■ What you will do ■
For the material that follows, list every line containing the word "cool".

■ Dataset entries ■
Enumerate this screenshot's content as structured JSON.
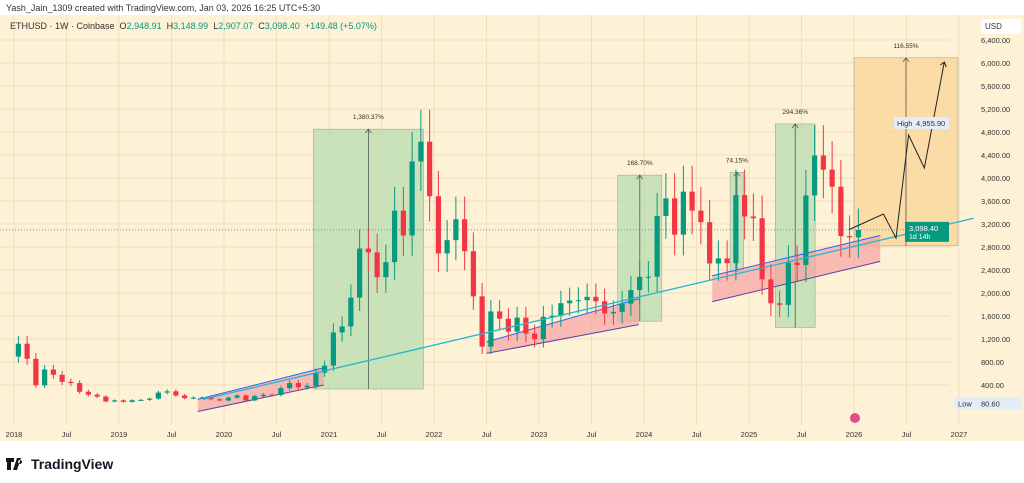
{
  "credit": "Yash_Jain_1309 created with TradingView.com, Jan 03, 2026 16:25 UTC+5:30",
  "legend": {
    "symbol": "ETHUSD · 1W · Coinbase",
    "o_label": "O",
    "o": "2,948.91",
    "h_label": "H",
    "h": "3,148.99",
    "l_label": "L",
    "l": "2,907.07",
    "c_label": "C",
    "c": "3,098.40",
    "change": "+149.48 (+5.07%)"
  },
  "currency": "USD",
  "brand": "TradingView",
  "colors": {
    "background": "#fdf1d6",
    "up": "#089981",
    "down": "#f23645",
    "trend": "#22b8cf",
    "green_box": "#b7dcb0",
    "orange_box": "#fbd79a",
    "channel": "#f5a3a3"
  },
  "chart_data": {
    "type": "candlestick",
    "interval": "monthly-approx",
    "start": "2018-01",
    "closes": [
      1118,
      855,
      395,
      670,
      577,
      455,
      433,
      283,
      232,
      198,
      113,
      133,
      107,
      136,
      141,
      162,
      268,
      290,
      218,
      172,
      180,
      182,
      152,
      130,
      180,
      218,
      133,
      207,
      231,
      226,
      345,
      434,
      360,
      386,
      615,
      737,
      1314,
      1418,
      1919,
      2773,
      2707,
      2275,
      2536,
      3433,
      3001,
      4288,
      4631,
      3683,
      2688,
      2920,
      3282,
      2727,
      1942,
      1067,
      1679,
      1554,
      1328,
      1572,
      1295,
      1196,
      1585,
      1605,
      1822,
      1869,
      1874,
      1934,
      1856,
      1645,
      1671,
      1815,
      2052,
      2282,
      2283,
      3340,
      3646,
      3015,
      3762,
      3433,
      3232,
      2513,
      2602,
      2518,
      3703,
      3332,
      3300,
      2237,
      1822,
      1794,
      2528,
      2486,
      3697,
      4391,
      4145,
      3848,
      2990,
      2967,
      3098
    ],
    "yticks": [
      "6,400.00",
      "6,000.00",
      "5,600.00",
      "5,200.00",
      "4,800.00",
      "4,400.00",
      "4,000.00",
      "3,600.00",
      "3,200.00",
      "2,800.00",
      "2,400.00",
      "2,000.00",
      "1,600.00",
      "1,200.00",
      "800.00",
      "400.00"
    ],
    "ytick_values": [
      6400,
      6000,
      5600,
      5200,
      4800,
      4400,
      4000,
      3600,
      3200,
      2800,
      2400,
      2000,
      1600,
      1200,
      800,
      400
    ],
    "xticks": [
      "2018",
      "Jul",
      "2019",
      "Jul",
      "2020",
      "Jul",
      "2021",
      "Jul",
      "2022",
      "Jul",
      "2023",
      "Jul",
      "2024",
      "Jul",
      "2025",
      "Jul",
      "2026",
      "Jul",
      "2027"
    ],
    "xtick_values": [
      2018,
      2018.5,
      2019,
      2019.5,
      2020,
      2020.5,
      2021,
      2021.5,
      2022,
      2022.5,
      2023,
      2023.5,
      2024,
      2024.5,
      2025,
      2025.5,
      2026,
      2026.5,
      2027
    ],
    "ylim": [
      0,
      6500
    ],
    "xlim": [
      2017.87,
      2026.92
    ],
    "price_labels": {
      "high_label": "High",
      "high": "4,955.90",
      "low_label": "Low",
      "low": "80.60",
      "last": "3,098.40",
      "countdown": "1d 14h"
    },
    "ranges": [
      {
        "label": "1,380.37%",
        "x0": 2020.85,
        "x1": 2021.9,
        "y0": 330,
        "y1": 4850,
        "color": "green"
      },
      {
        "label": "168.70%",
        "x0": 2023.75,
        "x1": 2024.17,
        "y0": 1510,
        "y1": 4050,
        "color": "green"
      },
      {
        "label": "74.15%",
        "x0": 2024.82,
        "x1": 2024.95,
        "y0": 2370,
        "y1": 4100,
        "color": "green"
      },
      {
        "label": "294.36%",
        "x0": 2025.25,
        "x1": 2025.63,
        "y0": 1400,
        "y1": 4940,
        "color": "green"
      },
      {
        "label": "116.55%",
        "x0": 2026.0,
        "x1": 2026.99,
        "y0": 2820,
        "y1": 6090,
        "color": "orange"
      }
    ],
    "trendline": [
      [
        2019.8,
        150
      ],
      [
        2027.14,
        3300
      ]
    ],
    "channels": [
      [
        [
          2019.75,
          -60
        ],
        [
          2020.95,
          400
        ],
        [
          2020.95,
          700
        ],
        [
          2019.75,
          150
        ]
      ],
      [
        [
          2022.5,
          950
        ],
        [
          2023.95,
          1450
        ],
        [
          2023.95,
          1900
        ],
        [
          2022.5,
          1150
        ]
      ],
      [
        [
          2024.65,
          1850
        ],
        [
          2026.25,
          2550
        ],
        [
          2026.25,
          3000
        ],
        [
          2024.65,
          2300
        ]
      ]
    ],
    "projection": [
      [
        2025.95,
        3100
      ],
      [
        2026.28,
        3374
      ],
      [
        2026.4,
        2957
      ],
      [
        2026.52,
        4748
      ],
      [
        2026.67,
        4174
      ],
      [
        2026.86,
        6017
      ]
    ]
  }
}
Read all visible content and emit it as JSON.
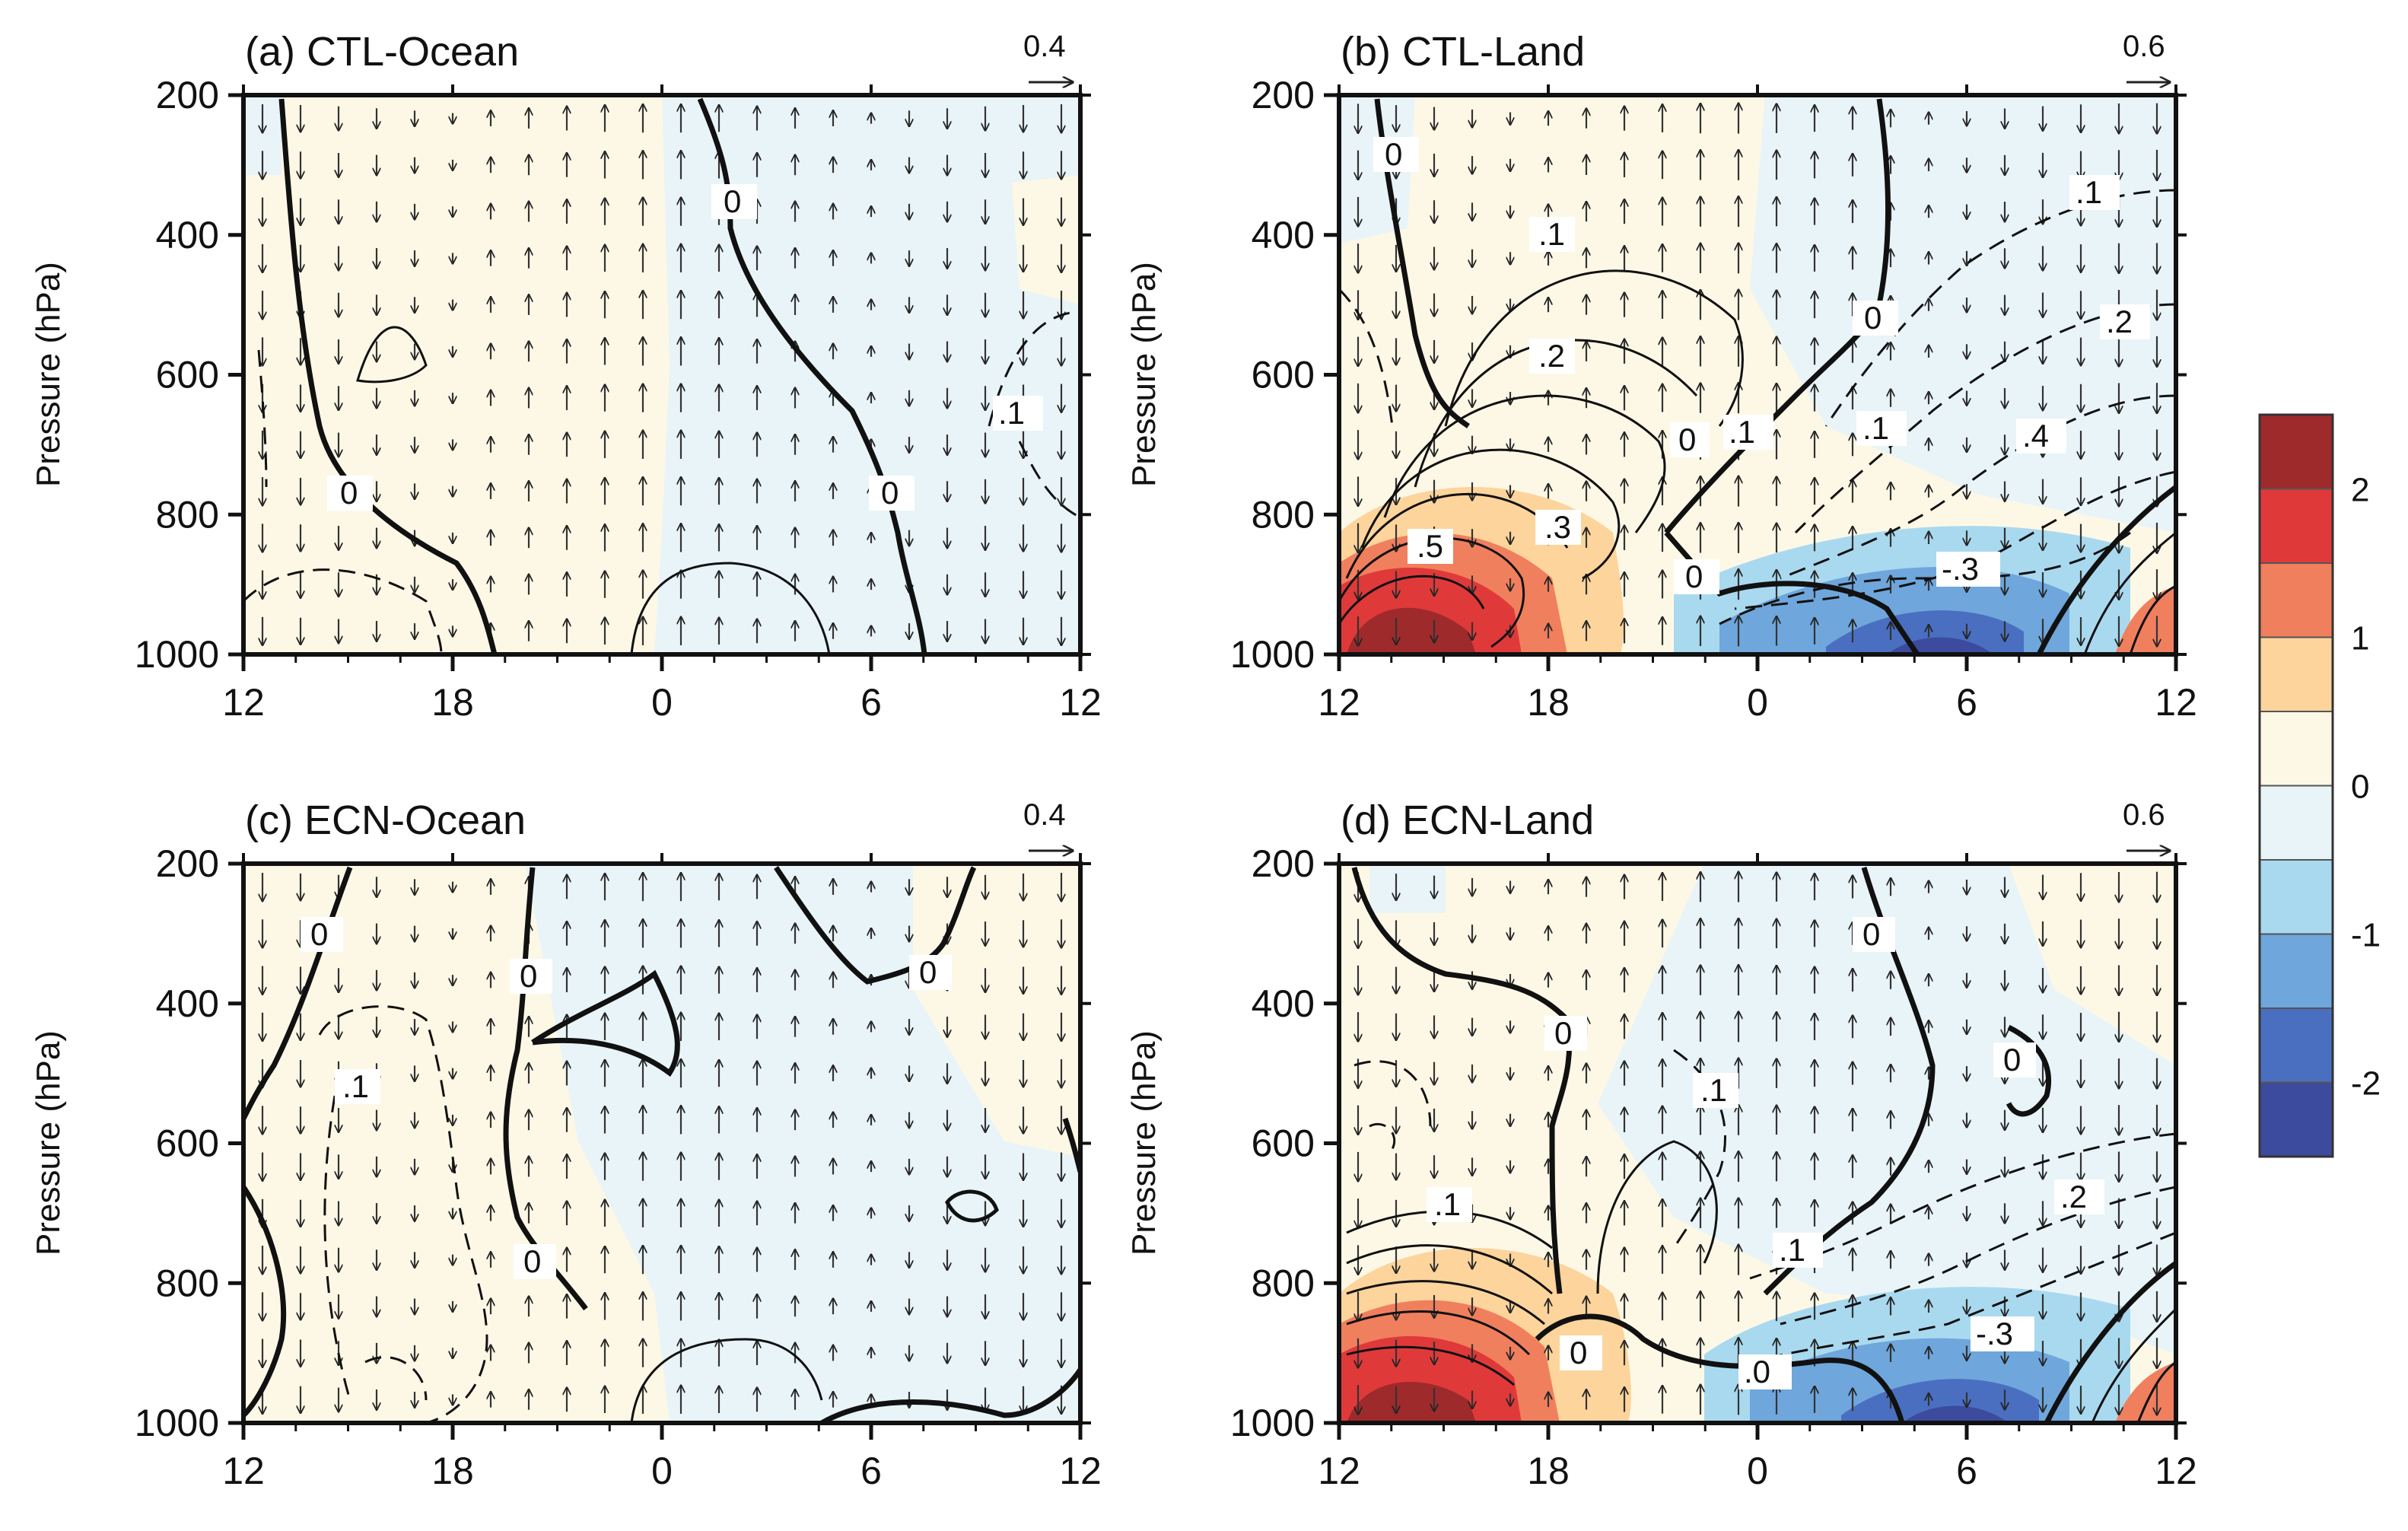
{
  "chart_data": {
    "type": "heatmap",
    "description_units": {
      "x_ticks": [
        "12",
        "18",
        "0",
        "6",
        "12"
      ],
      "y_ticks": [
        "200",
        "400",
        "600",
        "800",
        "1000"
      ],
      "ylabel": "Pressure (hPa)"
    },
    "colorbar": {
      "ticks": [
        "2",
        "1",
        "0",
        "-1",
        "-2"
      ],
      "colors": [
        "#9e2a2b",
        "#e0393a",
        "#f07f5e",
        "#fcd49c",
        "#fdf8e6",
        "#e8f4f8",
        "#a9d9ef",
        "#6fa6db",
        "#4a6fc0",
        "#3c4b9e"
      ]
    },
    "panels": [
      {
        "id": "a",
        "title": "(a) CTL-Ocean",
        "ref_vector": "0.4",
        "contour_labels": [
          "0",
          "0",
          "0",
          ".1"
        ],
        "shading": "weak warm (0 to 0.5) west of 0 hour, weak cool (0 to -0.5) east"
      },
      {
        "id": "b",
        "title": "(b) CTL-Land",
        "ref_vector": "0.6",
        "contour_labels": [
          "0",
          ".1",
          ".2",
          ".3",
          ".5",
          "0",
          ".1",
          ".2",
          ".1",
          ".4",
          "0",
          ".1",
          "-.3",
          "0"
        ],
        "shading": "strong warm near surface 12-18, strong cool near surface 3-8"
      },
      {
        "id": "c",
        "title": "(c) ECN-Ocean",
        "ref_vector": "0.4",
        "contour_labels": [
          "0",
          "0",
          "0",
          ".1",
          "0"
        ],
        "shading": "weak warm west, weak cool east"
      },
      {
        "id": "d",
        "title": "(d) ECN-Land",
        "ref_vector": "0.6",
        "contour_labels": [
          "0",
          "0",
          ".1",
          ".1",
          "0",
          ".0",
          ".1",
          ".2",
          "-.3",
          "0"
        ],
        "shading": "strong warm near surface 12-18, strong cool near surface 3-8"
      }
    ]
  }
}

■ Written solution ■
        "shading": "weak warm (0 to 0.5) west of 0 hour, weak cool (0 to -0.5) east"
        "shading": "strong warm near surface 12-18, strong cool near surface 3-8"
        "shading": "weak warm west, weak cool east"
        "shading": "strong warm near surface 12-18, strong cool near surface 3-8"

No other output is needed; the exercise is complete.